> Requirements
From the entries below, extract every line that includes the word "bolnav".

* begin *

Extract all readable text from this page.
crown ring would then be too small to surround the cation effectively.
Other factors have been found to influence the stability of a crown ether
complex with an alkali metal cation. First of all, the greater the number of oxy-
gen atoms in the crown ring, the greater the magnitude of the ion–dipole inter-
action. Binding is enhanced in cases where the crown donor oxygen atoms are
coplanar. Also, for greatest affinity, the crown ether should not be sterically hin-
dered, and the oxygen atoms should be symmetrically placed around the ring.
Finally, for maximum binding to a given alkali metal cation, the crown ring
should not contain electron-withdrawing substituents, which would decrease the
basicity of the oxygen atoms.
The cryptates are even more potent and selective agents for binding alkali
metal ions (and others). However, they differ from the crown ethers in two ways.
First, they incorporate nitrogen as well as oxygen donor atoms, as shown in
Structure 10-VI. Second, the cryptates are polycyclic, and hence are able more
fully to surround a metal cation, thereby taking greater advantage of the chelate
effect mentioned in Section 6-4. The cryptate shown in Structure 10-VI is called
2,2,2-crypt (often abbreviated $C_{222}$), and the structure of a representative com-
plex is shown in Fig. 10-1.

* end *
* begin *

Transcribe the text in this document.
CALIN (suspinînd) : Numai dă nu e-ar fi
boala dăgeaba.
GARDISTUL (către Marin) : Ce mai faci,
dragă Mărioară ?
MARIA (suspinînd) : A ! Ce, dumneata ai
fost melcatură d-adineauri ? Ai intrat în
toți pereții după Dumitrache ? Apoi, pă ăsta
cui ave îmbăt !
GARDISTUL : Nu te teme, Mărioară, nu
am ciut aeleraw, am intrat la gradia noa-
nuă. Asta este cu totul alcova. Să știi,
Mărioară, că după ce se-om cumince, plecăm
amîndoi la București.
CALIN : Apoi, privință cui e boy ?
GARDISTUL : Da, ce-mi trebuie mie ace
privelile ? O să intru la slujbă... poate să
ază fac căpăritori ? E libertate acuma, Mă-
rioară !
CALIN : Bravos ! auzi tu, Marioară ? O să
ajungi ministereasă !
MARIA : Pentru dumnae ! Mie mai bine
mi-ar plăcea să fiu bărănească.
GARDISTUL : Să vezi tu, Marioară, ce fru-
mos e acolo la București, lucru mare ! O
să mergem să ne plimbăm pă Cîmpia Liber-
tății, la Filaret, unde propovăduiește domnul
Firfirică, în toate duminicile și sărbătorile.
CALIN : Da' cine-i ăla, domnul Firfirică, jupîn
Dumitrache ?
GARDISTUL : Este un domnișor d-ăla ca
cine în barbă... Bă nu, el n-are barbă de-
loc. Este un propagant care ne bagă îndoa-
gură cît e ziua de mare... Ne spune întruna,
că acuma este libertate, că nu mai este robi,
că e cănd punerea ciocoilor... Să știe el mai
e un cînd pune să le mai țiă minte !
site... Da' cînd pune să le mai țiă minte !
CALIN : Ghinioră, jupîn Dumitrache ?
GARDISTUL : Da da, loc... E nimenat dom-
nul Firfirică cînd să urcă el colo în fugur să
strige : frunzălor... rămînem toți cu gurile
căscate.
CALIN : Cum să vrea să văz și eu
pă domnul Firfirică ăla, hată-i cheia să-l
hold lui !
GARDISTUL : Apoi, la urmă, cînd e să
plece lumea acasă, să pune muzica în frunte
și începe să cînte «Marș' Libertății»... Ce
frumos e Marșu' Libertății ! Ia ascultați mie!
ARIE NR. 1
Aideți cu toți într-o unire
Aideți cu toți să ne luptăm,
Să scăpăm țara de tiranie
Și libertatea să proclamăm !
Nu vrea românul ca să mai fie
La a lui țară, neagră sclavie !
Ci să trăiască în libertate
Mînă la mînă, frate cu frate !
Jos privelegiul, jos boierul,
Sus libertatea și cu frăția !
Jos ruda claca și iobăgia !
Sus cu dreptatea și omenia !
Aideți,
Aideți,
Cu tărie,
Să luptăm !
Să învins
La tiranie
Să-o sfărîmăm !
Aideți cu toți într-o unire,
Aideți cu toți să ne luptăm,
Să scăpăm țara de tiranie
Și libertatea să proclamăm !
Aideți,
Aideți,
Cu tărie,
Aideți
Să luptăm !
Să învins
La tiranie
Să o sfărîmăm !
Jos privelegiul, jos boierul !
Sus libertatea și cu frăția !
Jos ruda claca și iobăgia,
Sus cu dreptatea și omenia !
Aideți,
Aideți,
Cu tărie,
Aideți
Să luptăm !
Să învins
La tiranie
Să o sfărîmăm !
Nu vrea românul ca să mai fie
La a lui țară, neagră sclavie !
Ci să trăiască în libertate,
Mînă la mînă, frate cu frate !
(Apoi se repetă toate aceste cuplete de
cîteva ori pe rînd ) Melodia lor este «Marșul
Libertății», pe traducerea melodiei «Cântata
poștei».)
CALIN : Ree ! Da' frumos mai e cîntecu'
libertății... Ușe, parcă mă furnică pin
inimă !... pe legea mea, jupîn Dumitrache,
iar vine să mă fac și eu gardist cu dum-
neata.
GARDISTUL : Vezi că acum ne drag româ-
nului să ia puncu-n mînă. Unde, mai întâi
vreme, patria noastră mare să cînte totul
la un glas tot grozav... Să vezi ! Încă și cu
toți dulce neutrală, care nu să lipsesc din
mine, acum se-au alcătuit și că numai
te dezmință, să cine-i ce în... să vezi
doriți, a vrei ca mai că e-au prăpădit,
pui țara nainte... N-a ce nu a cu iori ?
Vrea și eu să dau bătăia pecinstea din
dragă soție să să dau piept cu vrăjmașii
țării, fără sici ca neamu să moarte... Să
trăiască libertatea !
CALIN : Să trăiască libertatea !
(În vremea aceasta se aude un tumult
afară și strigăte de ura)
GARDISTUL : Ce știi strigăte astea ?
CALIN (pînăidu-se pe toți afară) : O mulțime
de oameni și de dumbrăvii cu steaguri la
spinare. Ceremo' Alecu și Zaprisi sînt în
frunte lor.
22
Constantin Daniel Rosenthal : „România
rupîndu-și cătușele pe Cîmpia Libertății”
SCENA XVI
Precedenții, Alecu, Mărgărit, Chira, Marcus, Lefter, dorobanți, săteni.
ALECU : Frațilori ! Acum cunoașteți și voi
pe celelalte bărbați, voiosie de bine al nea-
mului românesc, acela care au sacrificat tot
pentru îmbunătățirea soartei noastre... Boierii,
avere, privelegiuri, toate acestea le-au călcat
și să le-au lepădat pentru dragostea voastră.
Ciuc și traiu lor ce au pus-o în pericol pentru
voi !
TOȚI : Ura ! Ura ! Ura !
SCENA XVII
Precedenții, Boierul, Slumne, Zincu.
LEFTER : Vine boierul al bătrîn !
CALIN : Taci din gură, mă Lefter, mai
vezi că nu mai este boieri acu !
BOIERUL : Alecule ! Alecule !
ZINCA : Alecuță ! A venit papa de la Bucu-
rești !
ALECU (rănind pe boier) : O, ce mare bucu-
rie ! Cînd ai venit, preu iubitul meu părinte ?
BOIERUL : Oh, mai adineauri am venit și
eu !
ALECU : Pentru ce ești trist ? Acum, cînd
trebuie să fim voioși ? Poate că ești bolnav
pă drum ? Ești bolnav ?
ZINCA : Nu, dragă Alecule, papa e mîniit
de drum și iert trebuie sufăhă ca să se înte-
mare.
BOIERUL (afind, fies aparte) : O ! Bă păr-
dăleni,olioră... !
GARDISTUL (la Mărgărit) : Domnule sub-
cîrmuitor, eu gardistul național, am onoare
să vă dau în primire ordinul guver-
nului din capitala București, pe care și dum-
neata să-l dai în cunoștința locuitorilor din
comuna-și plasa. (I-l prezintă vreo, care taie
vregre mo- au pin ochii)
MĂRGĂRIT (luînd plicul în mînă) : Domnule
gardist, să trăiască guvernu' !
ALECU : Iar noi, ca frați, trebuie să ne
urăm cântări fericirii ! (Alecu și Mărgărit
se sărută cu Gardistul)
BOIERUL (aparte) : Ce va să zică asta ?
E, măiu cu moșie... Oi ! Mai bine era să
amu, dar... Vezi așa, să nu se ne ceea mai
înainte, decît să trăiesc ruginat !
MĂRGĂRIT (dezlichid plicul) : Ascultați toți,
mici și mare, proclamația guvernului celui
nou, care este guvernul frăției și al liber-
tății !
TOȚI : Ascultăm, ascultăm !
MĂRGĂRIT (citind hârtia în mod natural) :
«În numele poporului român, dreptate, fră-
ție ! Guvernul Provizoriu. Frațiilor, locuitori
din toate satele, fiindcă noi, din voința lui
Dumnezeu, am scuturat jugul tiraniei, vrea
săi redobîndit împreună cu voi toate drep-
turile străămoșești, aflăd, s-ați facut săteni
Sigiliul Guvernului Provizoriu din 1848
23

* end *

> Finished answer
trebuie să fim voioși ? Poate că ești bolnav
pă drum ? Ești bolnav ?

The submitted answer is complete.